* Objective: All lines below must be repeated exactly, with the pictures omitted.

* Extracted material:
━━━━━━━━━━━━━━━━━━━━━━━━━━━━━━

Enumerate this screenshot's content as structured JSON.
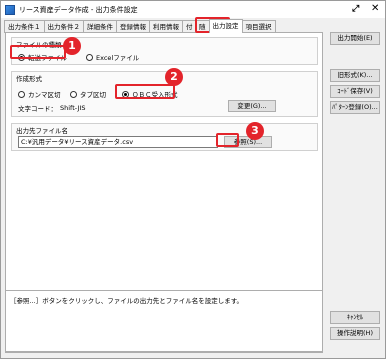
{
  "window": {
    "title": "リース資産データ作成 - 出力条件設定"
  },
  "tabs": [
    {
      "label": "出力条件１"
    },
    {
      "label": "出力条件２"
    },
    {
      "label": "詳細条件"
    },
    {
      "label": "登録情報"
    },
    {
      "label": "利用情報"
    },
    {
      "label": "付　随"
    },
    {
      "label": "出力設定"
    },
    {
      "label": "項目選択"
    }
  ],
  "file_type": {
    "title": "ファイルの種類",
    "options": [
      "転送ファイル",
      "Excelファイル"
    ],
    "selected": "転送ファイル"
  },
  "create_format": {
    "title": "作成形式",
    "options": [
      "カンマ区切",
      "タブ区切",
      "ＯＢＣ受入形式"
    ],
    "selected": "ＯＢＣ受入形式",
    "charcode_label": "文字コード：",
    "charcode_value": "Shift-JIS",
    "change_button": "変更(G)..."
  },
  "output_file": {
    "title": "出力先ファイル名",
    "path": "C:¥汎用データ¥リース資産データ.csv",
    "browse_button": "参照(S)..."
  },
  "help_text": "［参照...］ボタンをクリックし、ファイルの出力先とファイル名を設定します。",
  "side_buttons": {
    "output_start": "出力開始(E)",
    "old_format": "旧形式(K)...",
    "code_save": "ｺｰﾄﾞ保存(V)",
    "pattern_register": "ﾊﾟﾀｰﾝ登録(O)...",
    "cancel": "ｷｬﾝｾﾙ",
    "help": "操作説明(H)"
  },
  "annotations": {
    "color": "#e3242b",
    "badges": [
      "1",
      "2",
      "3"
    ]
  }
}
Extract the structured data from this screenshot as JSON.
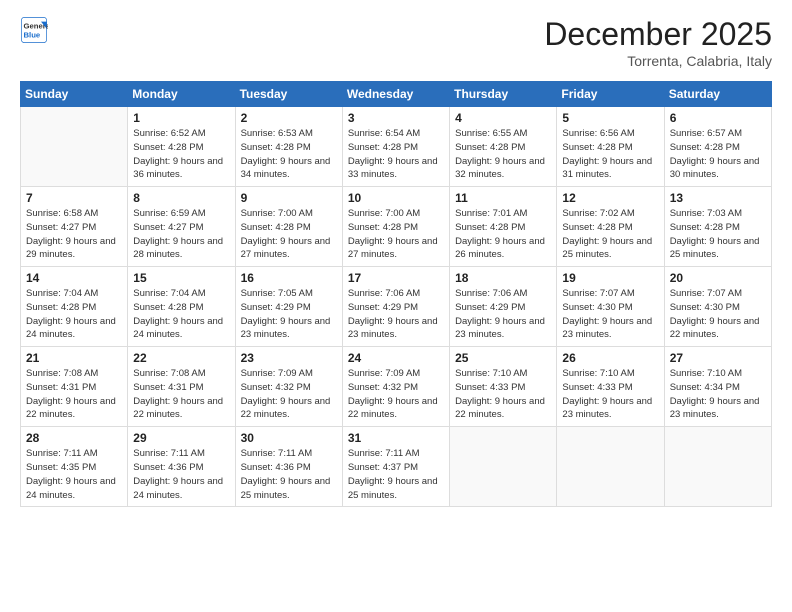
{
  "header": {
    "logo_line1": "General",
    "logo_line2": "Blue",
    "month": "December 2025",
    "location": "Torrenta, Calabria, Italy"
  },
  "days_of_week": [
    "Sunday",
    "Monday",
    "Tuesday",
    "Wednesday",
    "Thursday",
    "Friday",
    "Saturday"
  ],
  "weeks": [
    [
      {
        "day": "",
        "empty": true
      },
      {
        "day": "1",
        "sunrise": "6:52 AM",
        "sunset": "4:28 PM",
        "daylight": "9 hours and 36 minutes."
      },
      {
        "day": "2",
        "sunrise": "6:53 AM",
        "sunset": "4:28 PM",
        "daylight": "9 hours and 34 minutes."
      },
      {
        "day": "3",
        "sunrise": "6:54 AM",
        "sunset": "4:28 PM",
        "daylight": "9 hours and 33 minutes."
      },
      {
        "day": "4",
        "sunrise": "6:55 AM",
        "sunset": "4:28 PM",
        "daylight": "9 hours and 32 minutes."
      },
      {
        "day": "5",
        "sunrise": "6:56 AM",
        "sunset": "4:28 PM",
        "daylight": "9 hours and 31 minutes."
      },
      {
        "day": "6",
        "sunrise": "6:57 AM",
        "sunset": "4:28 PM",
        "daylight": "9 hours and 30 minutes."
      }
    ],
    [
      {
        "day": "7",
        "sunrise": "6:58 AM",
        "sunset": "4:27 PM",
        "daylight": "9 hours and 29 minutes."
      },
      {
        "day": "8",
        "sunrise": "6:59 AM",
        "sunset": "4:27 PM",
        "daylight": "9 hours and 28 minutes."
      },
      {
        "day": "9",
        "sunrise": "7:00 AM",
        "sunset": "4:28 PM",
        "daylight": "9 hours and 27 minutes."
      },
      {
        "day": "10",
        "sunrise": "7:00 AM",
        "sunset": "4:28 PM",
        "daylight": "9 hours and 27 minutes."
      },
      {
        "day": "11",
        "sunrise": "7:01 AM",
        "sunset": "4:28 PM",
        "daylight": "9 hours and 26 minutes."
      },
      {
        "day": "12",
        "sunrise": "7:02 AM",
        "sunset": "4:28 PM",
        "daylight": "9 hours and 25 minutes."
      },
      {
        "day": "13",
        "sunrise": "7:03 AM",
        "sunset": "4:28 PM",
        "daylight": "9 hours and 25 minutes."
      }
    ],
    [
      {
        "day": "14",
        "sunrise": "7:04 AM",
        "sunset": "4:28 PM",
        "daylight": "9 hours and 24 minutes."
      },
      {
        "day": "15",
        "sunrise": "7:04 AM",
        "sunset": "4:28 PM",
        "daylight": "9 hours and 24 minutes."
      },
      {
        "day": "16",
        "sunrise": "7:05 AM",
        "sunset": "4:29 PM",
        "daylight": "9 hours and 23 minutes."
      },
      {
        "day": "17",
        "sunrise": "7:06 AM",
        "sunset": "4:29 PM",
        "daylight": "9 hours and 23 minutes."
      },
      {
        "day": "18",
        "sunrise": "7:06 AM",
        "sunset": "4:29 PM",
        "daylight": "9 hours and 23 minutes."
      },
      {
        "day": "19",
        "sunrise": "7:07 AM",
        "sunset": "4:30 PM",
        "daylight": "9 hours and 23 minutes."
      },
      {
        "day": "20",
        "sunrise": "7:07 AM",
        "sunset": "4:30 PM",
        "daylight": "9 hours and 22 minutes."
      }
    ],
    [
      {
        "day": "21",
        "sunrise": "7:08 AM",
        "sunset": "4:31 PM",
        "daylight": "9 hours and 22 minutes."
      },
      {
        "day": "22",
        "sunrise": "7:08 AM",
        "sunset": "4:31 PM",
        "daylight": "9 hours and 22 minutes."
      },
      {
        "day": "23",
        "sunrise": "7:09 AM",
        "sunset": "4:32 PM",
        "daylight": "9 hours and 22 minutes."
      },
      {
        "day": "24",
        "sunrise": "7:09 AM",
        "sunset": "4:32 PM",
        "daylight": "9 hours and 22 minutes."
      },
      {
        "day": "25",
        "sunrise": "7:10 AM",
        "sunset": "4:33 PM",
        "daylight": "9 hours and 22 minutes."
      },
      {
        "day": "26",
        "sunrise": "7:10 AM",
        "sunset": "4:33 PM",
        "daylight": "9 hours and 23 minutes."
      },
      {
        "day": "27",
        "sunrise": "7:10 AM",
        "sunset": "4:34 PM",
        "daylight": "9 hours and 23 minutes."
      }
    ],
    [
      {
        "day": "28",
        "sunrise": "7:11 AM",
        "sunset": "4:35 PM",
        "daylight": "9 hours and 24 minutes."
      },
      {
        "day": "29",
        "sunrise": "7:11 AM",
        "sunset": "4:36 PM",
        "daylight": "9 hours and 24 minutes."
      },
      {
        "day": "30",
        "sunrise": "7:11 AM",
        "sunset": "4:36 PM",
        "daylight": "9 hours and 25 minutes."
      },
      {
        "day": "31",
        "sunrise": "7:11 AM",
        "sunset": "4:37 PM",
        "daylight": "9 hours and 25 minutes."
      },
      {
        "day": "",
        "empty": true
      },
      {
        "day": "",
        "empty": true
      },
      {
        "day": "",
        "empty": true
      }
    ]
  ],
  "labels": {
    "sunrise": "Sunrise:",
    "sunset": "Sunset:",
    "daylight": "Daylight:"
  }
}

━━━━━━━━━━━━━━━━━━━━━━━━━━━━━━

* Response for this exercise:
Enumerate this screenshot's content as structured JSON.
{
  "window": {
    "title": "リース資産データ作成 - 出力条件設定"
  },
  "tabs": [
    {
      "label": "出力条件１"
    },
    {
      "label": "出力条件２"
    },
    {
      "label": "詳細条件"
    },
    {
      "label": "登録情報"
    },
    {
      "label": "利用情報"
    },
    {
      "label": "付　随"
    },
    {
      "label": "出力設定"
    },
    {
      "label": "項目選択"
    }
  ],
  "file_type": {
    "title": "ファイルの種類",
    "options": [
      "転送ファイル",
      "Excelファイル"
    ],
    "selected": "転送ファイル"
  },
  "create_format": {
    "title": "作成形式",
    "options": [
      "カンマ区切",
      "タブ区切",
      "ＯＢＣ受入形式"
    ],
    "selected": "ＯＢＣ受入形式",
    "charcode_label": "文字コード：",
    "charcode_value": "Shift-JIS",
    "change_button": "変更(G)..."
  },
  "output_file": {
    "title": "出力先ファイル名",
    "path": "C:¥汎用データ¥リース資産データ.csv",
    "browse_button": "参照(S)..."
  },
  "help_text": "［参照...］ボタンをクリックし、ファイルの出力先とファイル名を設定します。",
  "side_buttons": {
    "output_start": "出力開始(E)",
    "old_format": "旧形式(K)...",
    "code_save": "ｺｰﾄﾞ保存(V)",
    "pattern_register": "ﾊﾟﾀｰﾝ登録(O)...",
    "cancel": "ｷｬﾝｾﾙ",
    "help": "操作説明(H)"
  },
  "annotations": {
    "color": "#e3242b",
    "badges": [
      "1",
      "2",
      "3"
    ]
  }
}
Extract the structured data from this screenshot as JSON.
{
  "header": {
    "logo_line1": "General",
    "logo_line2": "Blue",
    "month": "December 2025",
    "location": "Torrenta, Calabria, Italy"
  },
  "days_of_week": [
    "Sunday",
    "Monday",
    "Tuesday",
    "Wednesday",
    "Thursday",
    "Friday",
    "Saturday"
  ],
  "weeks": [
    [
      {
        "day": "",
        "empty": true
      },
      {
        "day": "1",
        "sunrise": "6:52 AM",
        "sunset": "4:28 PM",
        "daylight": "9 hours and 36 minutes."
      },
      {
        "day": "2",
        "sunrise": "6:53 AM",
        "sunset": "4:28 PM",
        "daylight": "9 hours and 34 minutes."
      },
      {
        "day": "3",
        "sunrise": "6:54 AM",
        "sunset": "4:28 PM",
        "daylight": "9 hours and 33 minutes."
      },
      {
        "day": "4",
        "sunrise": "6:55 AM",
        "sunset": "4:28 PM",
        "daylight": "9 hours and 32 minutes."
      },
      {
        "day": "5",
        "sunrise": "6:56 AM",
        "sunset": "4:28 PM",
        "daylight": "9 hours and 31 minutes."
      },
      {
        "day": "6",
        "sunrise": "6:57 AM",
        "sunset": "4:28 PM",
        "daylight": "9 hours and 30 minutes."
      }
    ],
    [
      {
        "day": "7",
        "sunrise": "6:58 AM",
        "sunset": "4:27 PM",
        "daylight": "9 hours and 29 minutes."
      },
      {
        "day": "8",
        "sunrise": "6:59 AM",
        "sunset": "4:27 PM",
        "daylight": "9 hours and 28 minutes."
      },
      {
        "day": "9",
        "sunrise": "7:00 AM",
        "sunset": "4:28 PM",
        "daylight": "9 hours and 27 minutes."
      },
      {
        "day": "10",
        "sunrise": "7:00 AM",
        "sunset": "4:28 PM",
        "daylight": "9 hours and 27 minutes."
      },
      {
        "day": "11",
        "sunrise": "7:01 AM",
        "sunset": "4:28 PM",
        "daylight": "9 hours and 26 minutes."
      },
      {
        "day": "12",
        "sunrise": "7:02 AM",
        "sunset": "4:28 PM",
        "daylight": "9 hours and 25 minutes."
      },
      {
        "day": "13",
        "sunrise": "7:03 AM",
        "sunset": "4:28 PM",
        "daylight": "9 hours and 25 minutes."
      }
    ],
    [
      {
        "day": "14",
        "sunrise": "7:04 AM",
        "sunset": "4:28 PM",
        "daylight": "9 hours and 24 minutes."
      },
      {
        "day": "15",
        "sunrise": "7:04 AM",
        "sunset": "4:28 PM",
        "daylight": "9 hours and 24 minutes."
      },
      {
        "day": "16",
        "sunrise": "7:05 AM",
        "sunset": "4:29 PM",
        "daylight": "9 hours and 23 minutes."
      },
      {
        "day": "17",
        "sunrise": "7:06 AM",
        "sunset": "4:29 PM",
        "daylight": "9 hours and 23 minutes."
      },
      {
        "day": "18",
        "sunrise": "7:06 AM",
        "sunset": "4:29 PM",
        "daylight": "9 hours and 23 minutes."
      },
      {
        "day": "19",
        "sunrise": "7:07 AM",
        "sunset": "4:30 PM",
        "daylight": "9 hours and 23 minutes."
      },
      {
        "day": "20",
        "sunrise": "7:07 AM",
        "sunset": "4:30 PM",
        "daylight": "9 hours and 22 minutes."
      }
    ],
    [
      {
        "day": "21",
        "sunrise": "7:08 AM",
        "sunset": "4:31 PM",
        "daylight": "9 hours and 22 minutes."
      },
      {
        "day": "22",
        "sunrise": "7:08 AM",
        "sunset": "4:31 PM",
        "daylight": "9 hours and 22 minutes."
      },
      {
        "day": "23",
        "sunrise": "7:09 AM",
        "sunset": "4:32 PM",
        "daylight": "9 hours and 22 minutes."
      },
      {
        "day": "24",
        "sunrise": "7:09 AM",
        "sunset": "4:32 PM",
        "daylight": "9 hours and 22 minutes."
      },
      {
        "day": "25",
        "sunrise": "7:10 AM",
        "sunset": "4:33 PM",
        "daylight": "9 hours and 22 minutes."
      },
      {
        "day": "26",
        "sunrise": "7:10 AM",
        "sunset": "4:33 PM",
        "daylight": "9 hours and 23 minutes."
      },
      {
        "day": "27",
        "sunrise": "7:10 AM",
        "sunset": "4:34 PM",
        "daylight": "9 hours and 23 minutes."
      }
    ],
    [
      {
        "day": "28",
        "sunrise": "7:11 AM",
        "sunset": "4:35 PM",
        "daylight": "9 hours and 24 minutes."
      },
      {
        "day": "29",
        "sunrise": "7:11 AM",
        "sunset": "4:36 PM",
        "daylight": "9 hours and 24 minutes."
      },
      {
        "day": "30",
        "sunrise": "7:11 AM",
        "sunset": "4:36 PM",
        "daylight": "9 hours and 25 minutes."
      },
      {
        "day": "31",
        "sunrise": "7:11 AM",
        "sunset": "4:37 PM",
        "daylight": "9 hours and 25 minutes."
      },
      {
        "day": "",
        "empty": true
      },
      {
        "day": "",
        "empty": true
      },
      {
        "day": "",
        "empty": true
      }
    ]
  ],
  "labels": {
    "sunrise": "Sunrise:",
    "sunset": "Sunset:",
    "daylight": "Daylight:"
  }
}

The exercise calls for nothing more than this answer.